> [STATED PROBLEM]
Wherever a line holds the string "section", copy that line.

─── RECORDS SHOWN

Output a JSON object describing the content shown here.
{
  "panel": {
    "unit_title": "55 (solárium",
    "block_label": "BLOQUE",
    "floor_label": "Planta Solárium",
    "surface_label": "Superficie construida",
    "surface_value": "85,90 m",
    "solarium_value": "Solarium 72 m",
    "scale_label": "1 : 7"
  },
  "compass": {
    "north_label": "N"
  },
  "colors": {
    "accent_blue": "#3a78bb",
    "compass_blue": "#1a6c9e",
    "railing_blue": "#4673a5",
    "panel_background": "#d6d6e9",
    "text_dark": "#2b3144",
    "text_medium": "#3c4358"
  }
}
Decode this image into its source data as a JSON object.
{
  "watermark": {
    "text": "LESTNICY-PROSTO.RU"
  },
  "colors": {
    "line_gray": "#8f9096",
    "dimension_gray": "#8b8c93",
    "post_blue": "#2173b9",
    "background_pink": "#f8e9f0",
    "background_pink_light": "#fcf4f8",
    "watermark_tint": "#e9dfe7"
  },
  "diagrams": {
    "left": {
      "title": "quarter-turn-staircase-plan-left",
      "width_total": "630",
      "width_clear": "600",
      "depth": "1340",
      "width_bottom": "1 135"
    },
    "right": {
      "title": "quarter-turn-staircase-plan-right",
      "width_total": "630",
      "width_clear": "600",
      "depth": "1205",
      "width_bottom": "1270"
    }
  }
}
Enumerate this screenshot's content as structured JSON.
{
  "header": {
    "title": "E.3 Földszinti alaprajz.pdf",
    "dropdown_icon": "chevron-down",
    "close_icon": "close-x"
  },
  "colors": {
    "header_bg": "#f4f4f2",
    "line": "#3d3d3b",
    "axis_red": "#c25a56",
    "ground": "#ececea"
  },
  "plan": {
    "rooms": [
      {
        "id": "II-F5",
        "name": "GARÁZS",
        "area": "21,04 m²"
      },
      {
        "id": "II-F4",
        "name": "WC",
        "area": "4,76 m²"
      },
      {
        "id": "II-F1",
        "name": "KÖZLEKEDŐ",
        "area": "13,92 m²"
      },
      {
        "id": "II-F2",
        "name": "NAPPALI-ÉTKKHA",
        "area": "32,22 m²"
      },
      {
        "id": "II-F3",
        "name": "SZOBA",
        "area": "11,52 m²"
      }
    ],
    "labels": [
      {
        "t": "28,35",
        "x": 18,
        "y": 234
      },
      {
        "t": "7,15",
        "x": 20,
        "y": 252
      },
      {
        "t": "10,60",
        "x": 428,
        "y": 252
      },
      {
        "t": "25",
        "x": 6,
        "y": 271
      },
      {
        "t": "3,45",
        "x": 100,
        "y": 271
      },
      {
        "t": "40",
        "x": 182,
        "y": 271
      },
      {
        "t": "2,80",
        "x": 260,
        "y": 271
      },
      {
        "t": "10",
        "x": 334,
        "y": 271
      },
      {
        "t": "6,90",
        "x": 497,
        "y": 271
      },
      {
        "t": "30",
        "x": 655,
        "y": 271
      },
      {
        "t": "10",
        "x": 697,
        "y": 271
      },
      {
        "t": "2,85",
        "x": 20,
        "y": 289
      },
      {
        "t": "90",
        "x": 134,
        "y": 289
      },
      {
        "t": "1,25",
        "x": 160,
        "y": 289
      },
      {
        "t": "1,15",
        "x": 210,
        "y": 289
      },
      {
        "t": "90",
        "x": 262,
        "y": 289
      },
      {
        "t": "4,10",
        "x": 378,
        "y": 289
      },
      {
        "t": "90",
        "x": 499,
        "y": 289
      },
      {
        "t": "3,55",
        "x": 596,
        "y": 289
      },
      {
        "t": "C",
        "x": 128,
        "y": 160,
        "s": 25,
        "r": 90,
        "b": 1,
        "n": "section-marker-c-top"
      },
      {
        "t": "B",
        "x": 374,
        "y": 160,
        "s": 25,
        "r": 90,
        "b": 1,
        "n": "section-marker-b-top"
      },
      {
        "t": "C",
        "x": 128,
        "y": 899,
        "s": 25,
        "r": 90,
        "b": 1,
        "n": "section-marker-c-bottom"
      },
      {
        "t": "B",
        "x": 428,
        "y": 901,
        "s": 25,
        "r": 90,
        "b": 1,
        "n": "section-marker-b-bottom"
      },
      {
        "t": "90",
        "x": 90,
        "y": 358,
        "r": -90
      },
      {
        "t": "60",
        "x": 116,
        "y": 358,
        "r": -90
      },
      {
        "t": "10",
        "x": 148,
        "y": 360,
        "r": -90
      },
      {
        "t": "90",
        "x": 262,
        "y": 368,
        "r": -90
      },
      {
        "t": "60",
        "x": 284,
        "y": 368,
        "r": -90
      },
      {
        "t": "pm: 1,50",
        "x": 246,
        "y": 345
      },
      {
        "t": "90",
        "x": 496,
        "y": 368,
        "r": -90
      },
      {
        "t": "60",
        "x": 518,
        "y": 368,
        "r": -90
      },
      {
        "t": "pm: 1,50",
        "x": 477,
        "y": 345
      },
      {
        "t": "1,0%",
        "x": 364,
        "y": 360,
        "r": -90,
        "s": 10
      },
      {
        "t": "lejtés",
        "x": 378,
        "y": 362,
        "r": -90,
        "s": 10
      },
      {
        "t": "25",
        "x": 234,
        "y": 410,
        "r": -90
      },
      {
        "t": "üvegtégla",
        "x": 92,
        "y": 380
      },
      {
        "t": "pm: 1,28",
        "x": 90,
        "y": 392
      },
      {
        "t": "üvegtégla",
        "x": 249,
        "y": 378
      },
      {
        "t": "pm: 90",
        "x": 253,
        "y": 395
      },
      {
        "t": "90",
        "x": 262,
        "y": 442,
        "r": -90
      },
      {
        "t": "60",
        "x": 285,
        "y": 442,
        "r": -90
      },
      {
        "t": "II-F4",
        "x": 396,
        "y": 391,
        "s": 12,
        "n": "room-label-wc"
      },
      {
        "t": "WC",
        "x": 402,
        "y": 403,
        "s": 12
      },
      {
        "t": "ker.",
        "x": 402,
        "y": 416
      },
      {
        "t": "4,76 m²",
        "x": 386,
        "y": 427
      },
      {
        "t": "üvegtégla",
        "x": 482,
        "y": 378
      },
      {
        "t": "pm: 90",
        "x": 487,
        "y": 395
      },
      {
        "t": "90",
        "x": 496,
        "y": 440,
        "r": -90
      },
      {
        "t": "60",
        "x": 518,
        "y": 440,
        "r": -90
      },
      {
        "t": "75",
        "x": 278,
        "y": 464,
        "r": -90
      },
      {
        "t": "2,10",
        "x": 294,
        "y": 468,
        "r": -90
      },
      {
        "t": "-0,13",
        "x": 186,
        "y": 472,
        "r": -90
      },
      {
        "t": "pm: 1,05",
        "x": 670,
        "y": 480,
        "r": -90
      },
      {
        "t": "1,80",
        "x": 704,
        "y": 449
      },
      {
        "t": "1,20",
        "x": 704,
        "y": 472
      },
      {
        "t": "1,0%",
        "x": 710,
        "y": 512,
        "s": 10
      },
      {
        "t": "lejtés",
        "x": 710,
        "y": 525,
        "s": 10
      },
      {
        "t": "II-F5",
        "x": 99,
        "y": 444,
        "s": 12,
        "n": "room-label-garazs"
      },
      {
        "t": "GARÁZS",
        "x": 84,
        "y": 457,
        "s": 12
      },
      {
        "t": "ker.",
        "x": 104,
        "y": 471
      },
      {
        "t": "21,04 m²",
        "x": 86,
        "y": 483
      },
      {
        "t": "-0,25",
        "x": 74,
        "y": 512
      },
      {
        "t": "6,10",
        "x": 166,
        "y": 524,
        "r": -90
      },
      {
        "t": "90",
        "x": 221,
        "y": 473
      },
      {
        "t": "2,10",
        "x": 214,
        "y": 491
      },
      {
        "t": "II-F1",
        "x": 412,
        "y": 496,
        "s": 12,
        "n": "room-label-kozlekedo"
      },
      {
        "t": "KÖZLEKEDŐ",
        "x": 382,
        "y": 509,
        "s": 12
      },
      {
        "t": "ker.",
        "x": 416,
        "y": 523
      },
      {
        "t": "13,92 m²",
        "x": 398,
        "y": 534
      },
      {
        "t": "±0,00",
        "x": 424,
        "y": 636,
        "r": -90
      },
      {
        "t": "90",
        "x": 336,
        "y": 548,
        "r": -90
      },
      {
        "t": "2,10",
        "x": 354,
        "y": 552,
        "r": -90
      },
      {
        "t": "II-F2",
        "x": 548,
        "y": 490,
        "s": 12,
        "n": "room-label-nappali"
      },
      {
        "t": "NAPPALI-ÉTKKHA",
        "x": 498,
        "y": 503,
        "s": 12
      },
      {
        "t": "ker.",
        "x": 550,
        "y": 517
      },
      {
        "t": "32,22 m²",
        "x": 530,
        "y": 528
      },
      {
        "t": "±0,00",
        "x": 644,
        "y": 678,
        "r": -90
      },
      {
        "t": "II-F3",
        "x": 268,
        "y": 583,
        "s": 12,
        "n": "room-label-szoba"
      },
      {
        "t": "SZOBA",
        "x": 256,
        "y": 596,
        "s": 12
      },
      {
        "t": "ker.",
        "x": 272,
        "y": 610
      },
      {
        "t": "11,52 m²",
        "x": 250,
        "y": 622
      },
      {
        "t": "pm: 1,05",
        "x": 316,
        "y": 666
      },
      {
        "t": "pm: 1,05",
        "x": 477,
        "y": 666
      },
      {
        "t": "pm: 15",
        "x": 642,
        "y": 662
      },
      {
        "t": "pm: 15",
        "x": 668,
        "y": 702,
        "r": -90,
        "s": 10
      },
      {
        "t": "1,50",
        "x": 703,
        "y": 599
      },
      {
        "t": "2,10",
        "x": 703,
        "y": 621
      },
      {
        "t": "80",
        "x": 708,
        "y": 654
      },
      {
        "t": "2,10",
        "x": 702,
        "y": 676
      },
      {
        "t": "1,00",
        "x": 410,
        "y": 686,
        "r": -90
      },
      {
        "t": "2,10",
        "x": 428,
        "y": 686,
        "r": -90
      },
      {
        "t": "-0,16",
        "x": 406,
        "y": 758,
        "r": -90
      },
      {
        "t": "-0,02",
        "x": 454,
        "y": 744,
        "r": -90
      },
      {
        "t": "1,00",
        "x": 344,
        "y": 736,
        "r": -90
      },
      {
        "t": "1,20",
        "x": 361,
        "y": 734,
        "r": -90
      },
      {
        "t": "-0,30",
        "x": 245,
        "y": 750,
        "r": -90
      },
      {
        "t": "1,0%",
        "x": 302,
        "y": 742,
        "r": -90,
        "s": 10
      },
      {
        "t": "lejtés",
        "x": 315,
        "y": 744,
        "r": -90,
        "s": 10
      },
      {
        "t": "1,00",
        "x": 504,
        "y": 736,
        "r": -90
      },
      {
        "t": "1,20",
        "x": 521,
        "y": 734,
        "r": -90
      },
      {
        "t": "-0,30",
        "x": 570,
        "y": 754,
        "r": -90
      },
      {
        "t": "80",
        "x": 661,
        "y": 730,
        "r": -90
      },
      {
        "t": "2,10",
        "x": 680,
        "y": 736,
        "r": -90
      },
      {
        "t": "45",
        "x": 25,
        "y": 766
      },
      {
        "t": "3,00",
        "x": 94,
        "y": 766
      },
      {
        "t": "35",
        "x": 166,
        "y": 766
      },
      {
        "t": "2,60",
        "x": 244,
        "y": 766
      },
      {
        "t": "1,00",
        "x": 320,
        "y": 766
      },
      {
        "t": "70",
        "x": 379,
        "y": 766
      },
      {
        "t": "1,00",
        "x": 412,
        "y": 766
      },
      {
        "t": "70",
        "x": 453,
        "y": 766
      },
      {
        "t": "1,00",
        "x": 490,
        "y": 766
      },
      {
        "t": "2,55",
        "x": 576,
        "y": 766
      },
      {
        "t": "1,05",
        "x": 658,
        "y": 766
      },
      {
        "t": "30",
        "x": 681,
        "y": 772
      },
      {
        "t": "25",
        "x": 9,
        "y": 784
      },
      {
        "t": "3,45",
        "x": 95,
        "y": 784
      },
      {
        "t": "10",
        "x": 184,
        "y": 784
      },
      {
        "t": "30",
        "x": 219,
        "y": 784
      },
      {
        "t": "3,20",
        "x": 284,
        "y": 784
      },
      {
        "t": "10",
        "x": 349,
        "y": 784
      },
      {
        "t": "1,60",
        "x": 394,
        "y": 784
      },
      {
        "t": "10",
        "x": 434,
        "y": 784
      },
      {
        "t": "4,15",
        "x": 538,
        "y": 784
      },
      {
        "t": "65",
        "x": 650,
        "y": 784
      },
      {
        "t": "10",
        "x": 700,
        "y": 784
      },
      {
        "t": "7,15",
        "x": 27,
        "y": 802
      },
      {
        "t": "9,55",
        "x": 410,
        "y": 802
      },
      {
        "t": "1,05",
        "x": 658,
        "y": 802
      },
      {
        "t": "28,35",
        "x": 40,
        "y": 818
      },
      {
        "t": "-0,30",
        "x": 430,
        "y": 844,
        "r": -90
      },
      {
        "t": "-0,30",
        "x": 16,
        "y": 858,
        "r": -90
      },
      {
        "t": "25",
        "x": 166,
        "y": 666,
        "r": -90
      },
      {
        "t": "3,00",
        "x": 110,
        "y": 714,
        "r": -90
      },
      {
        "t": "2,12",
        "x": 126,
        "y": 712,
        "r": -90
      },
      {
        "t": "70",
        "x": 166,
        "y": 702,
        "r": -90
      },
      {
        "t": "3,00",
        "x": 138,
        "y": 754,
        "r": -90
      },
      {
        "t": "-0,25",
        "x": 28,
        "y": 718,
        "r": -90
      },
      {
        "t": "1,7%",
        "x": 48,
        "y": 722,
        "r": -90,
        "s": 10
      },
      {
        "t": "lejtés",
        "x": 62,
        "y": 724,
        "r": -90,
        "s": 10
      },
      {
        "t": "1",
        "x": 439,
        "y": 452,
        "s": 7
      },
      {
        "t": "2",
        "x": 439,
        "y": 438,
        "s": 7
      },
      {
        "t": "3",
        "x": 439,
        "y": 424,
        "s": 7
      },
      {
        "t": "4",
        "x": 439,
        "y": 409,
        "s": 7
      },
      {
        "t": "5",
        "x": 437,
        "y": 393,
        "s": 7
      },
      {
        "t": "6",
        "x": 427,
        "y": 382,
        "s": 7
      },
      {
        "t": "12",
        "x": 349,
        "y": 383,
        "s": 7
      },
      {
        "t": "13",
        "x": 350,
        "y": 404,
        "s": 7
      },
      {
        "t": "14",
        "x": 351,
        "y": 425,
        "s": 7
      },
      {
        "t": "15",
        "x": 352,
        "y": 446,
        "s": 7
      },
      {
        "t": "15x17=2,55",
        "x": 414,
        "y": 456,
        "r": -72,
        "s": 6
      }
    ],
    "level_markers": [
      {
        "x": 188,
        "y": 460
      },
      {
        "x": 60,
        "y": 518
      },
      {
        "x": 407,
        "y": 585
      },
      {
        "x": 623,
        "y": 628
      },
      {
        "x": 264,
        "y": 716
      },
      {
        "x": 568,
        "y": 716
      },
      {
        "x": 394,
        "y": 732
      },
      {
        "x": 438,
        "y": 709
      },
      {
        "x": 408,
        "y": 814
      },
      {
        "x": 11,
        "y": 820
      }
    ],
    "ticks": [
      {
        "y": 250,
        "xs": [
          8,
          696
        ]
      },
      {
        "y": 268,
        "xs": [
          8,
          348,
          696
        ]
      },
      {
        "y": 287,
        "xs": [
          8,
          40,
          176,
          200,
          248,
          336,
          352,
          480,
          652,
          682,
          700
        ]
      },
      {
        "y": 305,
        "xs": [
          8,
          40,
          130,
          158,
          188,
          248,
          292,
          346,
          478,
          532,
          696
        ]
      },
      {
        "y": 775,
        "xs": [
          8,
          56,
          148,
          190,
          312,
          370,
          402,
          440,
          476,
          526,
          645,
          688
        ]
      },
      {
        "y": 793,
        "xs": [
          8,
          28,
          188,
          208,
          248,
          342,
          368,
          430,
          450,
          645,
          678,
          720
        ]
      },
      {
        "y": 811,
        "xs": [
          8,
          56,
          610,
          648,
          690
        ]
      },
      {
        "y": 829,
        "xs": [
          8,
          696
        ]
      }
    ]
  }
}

──────

> [RESULT FOR THIS TASK]
        "n": "section-marker-c-top"
        "n": "section-marker-b-top"
        "n": "section-marker-c-bottom"
        "n": "section-marker-b-bottom"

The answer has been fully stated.